What to work on = Copy the records below line for line, keeping every word, number, and mark the same.

Data shown =
▶
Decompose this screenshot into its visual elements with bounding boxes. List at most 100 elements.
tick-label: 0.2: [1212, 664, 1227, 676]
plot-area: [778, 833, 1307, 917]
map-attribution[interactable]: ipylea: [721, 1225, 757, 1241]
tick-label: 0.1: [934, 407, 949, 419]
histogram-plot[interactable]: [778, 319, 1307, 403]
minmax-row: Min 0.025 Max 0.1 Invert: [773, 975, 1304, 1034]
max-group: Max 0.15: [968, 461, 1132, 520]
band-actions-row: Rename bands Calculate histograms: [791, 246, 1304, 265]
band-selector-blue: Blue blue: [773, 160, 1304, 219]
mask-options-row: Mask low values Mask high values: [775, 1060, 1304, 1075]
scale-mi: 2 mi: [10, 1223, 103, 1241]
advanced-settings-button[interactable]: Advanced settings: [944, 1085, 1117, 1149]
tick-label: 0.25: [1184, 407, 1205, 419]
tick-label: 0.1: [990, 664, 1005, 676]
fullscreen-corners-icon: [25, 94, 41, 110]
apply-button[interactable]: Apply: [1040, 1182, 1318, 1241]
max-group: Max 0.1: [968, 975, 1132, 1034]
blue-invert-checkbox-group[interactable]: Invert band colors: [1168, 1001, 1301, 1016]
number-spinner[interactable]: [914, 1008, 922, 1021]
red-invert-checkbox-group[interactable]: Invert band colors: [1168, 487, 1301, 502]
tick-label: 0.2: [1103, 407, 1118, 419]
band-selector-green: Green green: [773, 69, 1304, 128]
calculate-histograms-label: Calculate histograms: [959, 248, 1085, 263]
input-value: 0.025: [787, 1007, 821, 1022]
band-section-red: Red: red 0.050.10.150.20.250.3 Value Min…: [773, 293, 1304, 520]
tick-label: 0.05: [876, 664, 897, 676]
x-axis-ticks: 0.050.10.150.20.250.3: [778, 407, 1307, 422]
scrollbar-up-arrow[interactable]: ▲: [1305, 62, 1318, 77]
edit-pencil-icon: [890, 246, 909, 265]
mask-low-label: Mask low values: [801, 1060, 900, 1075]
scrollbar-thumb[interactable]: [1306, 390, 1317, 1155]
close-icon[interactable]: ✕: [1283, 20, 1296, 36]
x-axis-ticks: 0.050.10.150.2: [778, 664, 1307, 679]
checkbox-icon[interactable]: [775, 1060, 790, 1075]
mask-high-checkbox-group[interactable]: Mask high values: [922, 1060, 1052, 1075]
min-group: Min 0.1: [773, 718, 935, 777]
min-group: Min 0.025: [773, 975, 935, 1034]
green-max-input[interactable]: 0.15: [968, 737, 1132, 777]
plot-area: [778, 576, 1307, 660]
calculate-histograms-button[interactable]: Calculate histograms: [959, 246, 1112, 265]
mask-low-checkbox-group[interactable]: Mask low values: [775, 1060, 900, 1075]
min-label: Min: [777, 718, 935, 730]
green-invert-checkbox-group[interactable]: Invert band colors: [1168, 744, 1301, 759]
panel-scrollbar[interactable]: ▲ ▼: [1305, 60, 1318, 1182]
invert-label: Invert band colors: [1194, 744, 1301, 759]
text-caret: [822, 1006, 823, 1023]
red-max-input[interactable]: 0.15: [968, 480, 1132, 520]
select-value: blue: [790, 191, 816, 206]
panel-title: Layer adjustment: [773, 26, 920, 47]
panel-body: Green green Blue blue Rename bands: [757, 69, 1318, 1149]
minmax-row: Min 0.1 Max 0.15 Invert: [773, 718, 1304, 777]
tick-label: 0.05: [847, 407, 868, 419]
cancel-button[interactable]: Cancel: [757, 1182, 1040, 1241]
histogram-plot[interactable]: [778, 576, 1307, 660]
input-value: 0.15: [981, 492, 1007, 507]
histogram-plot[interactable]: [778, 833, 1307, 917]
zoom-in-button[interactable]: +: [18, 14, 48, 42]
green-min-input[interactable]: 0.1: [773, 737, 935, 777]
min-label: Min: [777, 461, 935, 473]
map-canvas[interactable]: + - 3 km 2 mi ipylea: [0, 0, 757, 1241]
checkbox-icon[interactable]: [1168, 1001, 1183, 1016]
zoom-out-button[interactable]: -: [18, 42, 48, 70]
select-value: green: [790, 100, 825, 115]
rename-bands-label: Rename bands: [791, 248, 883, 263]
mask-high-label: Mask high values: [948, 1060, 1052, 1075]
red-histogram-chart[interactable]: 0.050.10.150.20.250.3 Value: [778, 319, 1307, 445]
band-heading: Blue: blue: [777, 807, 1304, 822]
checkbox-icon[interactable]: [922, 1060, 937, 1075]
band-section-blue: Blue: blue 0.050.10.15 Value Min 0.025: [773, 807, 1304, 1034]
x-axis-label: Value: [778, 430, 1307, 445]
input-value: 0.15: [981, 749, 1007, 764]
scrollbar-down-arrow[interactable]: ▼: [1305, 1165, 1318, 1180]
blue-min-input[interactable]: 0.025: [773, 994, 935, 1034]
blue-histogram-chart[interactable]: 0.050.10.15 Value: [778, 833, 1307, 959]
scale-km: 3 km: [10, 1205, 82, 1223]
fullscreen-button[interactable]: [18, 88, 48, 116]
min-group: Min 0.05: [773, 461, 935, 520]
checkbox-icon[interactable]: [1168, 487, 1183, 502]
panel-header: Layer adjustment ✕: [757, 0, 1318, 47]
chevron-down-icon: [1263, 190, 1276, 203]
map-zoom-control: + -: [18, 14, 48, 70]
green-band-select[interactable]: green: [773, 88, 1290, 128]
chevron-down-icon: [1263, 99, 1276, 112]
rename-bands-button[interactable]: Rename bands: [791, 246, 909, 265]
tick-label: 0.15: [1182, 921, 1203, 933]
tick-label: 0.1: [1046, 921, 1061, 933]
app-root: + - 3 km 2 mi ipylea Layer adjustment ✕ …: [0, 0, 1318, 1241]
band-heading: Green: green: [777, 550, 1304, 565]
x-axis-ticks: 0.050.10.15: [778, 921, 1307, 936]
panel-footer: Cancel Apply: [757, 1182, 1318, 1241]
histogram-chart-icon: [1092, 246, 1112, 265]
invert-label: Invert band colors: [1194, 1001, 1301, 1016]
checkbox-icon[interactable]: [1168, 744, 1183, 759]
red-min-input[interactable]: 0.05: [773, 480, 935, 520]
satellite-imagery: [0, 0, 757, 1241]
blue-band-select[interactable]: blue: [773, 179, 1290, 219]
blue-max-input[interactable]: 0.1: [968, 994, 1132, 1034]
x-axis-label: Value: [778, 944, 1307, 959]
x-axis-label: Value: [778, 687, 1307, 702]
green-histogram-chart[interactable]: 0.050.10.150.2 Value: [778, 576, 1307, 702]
◀
Result =
Decompose this screenshot into its visual elements with bounding boxes. List at most 100 elements.
tick-label: 0.2: [1212, 664, 1227, 676]
plot-area: [778, 833, 1307, 917]
map-attribution[interactable]: ipylea: [721, 1225, 757, 1241]
tick-label: 0.1: [934, 407, 949, 419]
histogram-plot[interactable]: [778, 319, 1307, 403]
minmax-row: Min 0.025 Max 0.1 Invert: [773, 975, 1304, 1034]
max-group: Max 0.15: [968, 461, 1132, 520]
band-actions-row: Rename bands Calculate histograms: [791, 246, 1304, 265]
band-selector-blue: Blue blue: [773, 160, 1304, 219]
mask-options-row: Mask low values Mask high values: [775, 1060, 1304, 1075]
scale-mi: 2 mi: [10, 1223, 103, 1241]
advanced-settings-button[interactable]: Advanced settings: [944, 1085, 1117, 1149]
tick-label: 0.25: [1184, 407, 1205, 419]
tick-label: 0.1: [990, 664, 1005, 676]
fullscreen-corners-icon: [25, 94, 41, 110]
apply-button[interactable]: Apply: [1040, 1182, 1318, 1241]
max-group: Max 0.1: [968, 975, 1132, 1034]
blue-invert-checkbox-group[interactable]: Invert band colors: [1168, 1001, 1301, 1016]
number-spinner[interactable]: [914, 1008, 922, 1021]
red-invert-checkbox-group[interactable]: Invert band colors: [1168, 487, 1301, 502]
tick-label: 0.2: [1103, 407, 1118, 419]
band-selector-green: Green green: [773, 69, 1304, 128]
calculate-histograms-label: Calculate histograms: [959, 248, 1085, 263]
input-value: 0.025: [787, 1007, 821, 1022]
band-section-red: Red: red 0.050.10.150.20.250.3 Value Min…: [773, 293, 1304, 520]
tick-label: 0.05: [876, 664, 897, 676]
x-axis-ticks: 0.050.10.150.20.250.3: [778, 407, 1307, 422]
scrollbar-up-arrow[interactable]: ▲: [1305, 62, 1318, 77]
edit-pencil-icon: [890, 246, 909, 265]
mask-low-label: Mask low values: [801, 1060, 900, 1075]
scrollbar-thumb[interactable]: [1306, 390, 1317, 1155]
close-icon[interactable]: ✕: [1283, 20, 1296, 36]
x-axis-ticks: 0.050.10.150.2: [778, 664, 1307, 679]
checkbox-icon[interactable]: [775, 1060, 790, 1075]
mask-high-checkbox-group[interactable]: Mask high values: [922, 1060, 1052, 1075]
min-group: Min 0.1: [773, 718, 935, 777]
min-group: Min 0.025: [773, 975, 935, 1034]
green-max-input[interactable]: 0.15: [968, 737, 1132, 777]
plot-area: [778, 576, 1307, 660]
calculate-histograms-button[interactable]: Calculate histograms: [959, 246, 1112, 265]
mask-low-checkbox-group[interactable]: Mask low values: [775, 1060, 900, 1075]
min-label: Min: [777, 718, 935, 730]
green-invert-checkbox-group[interactable]: Invert band colors: [1168, 744, 1301, 759]
panel-scrollbar[interactable]: ▲ ▼: [1305, 60, 1318, 1182]
invert-label: Invert band colors: [1194, 744, 1301, 759]
text-caret: [822, 1006, 823, 1023]
red-max-input[interactable]: 0.15: [968, 480, 1132, 520]
select-value: blue: [790, 191, 816, 206]
panel-title: Layer adjustment: [773, 26, 920, 47]
panel-body: Green green Blue blue Rename bands: [757, 69, 1318, 1149]
minmax-row: Min 0.1 Max 0.15 Invert: [773, 718, 1304, 777]
tick-label: 0.05: [847, 407, 868, 419]
cancel-button[interactable]: Cancel: [757, 1182, 1040, 1241]
histogram-plot[interactable]: [778, 576, 1307, 660]
input-value: 0.15: [981, 492, 1007, 507]
histogram-plot[interactable]: [778, 833, 1307, 917]
zoom-in-button[interactable]: +: [18, 14, 48, 42]
green-min-input[interactable]: 0.1: [773, 737, 935, 777]
min-label: Min: [777, 461, 935, 473]
map-canvas[interactable]: + - 3 km 2 mi ipylea: [0, 0, 757, 1241]
checkbox-icon[interactable]: [1168, 1001, 1183, 1016]
zoom-out-button[interactable]: -: [18, 42, 48, 70]
select-value: green: [790, 100, 825, 115]
rename-bands-label: Rename bands: [791, 248, 883, 263]
mask-high-label: Mask high values: [948, 1060, 1052, 1075]
red-histogram-chart[interactable]: 0.050.10.150.20.250.3 Value: [778, 319, 1307, 445]
band-heading: Blue: blue: [777, 807, 1304, 822]
checkbox-icon[interactable]: [922, 1060, 937, 1075]
band-section-blue: Blue: blue 0.050.10.15 Value Min 0.025: [773, 807, 1304, 1034]
x-axis-label: Value: [778, 430, 1307, 445]
input-value: 0.15: [981, 749, 1007, 764]
scrollbar-down-arrow[interactable]: ▼: [1305, 1165, 1318, 1180]
blue-min-input[interactable]: 0.025: [773, 994, 935, 1034]
blue-histogram-chart[interactable]: 0.050.10.15 Value: [778, 833, 1307, 959]
scale-km: 3 km: [10, 1205, 82, 1223]
fullscreen-button[interactable]: [18, 88, 48, 116]
min-group: Min 0.05: [773, 461, 935, 520]
checkbox-icon[interactable]: [1168, 487, 1183, 502]
panel-header: Layer adjustment ✕: [757, 0, 1318, 47]
chevron-down-icon: [1263, 190, 1276, 203]
map-zoom-control: + -: [18, 14, 48, 70]
green-band-select[interactable]: green: [773, 88, 1290, 128]
chevron-down-icon: [1263, 99, 1276, 112]
rename-bands-button[interactable]: Rename bands: [791, 246, 909, 265]
tick-label: 0.15: [1182, 921, 1203, 933]
tick-label: 0.1: [1046, 921, 1061, 933]
app-root: + - 3 km 2 mi ipylea Layer adjustment ✕ …: [0, 0, 1318, 1241]
band-heading: Green: green: [777, 550, 1304, 565]
x-axis-ticks: 0.050.10.15: [778, 921, 1307, 936]
panel-footer: Cancel Apply: [757, 1182, 1318, 1241]
histogram-chart-icon: [1092, 246, 1112, 265]
invert-label: Invert band colors: [1194, 1001, 1301, 1016]
checkbox-icon[interactable]: [1168, 744, 1183, 759]
red-min-input[interactable]: 0.05: [773, 480, 935, 520]
satellite-imagery: [0, 0, 757, 1241]
blue-band-select[interactable]: blue: [773, 179, 1290, 219]
blue-max-input[interactable]: 0.1: [968, 994, 1132, 1034]
x-axis-label: Value: [778, 944, 1307, 959]
x-axis-label: Value: [778, 687, 1307, 702]
green-histogram-chart[interactable]: 0.050.10.150.2 Value: [778, 576, 1307, 702]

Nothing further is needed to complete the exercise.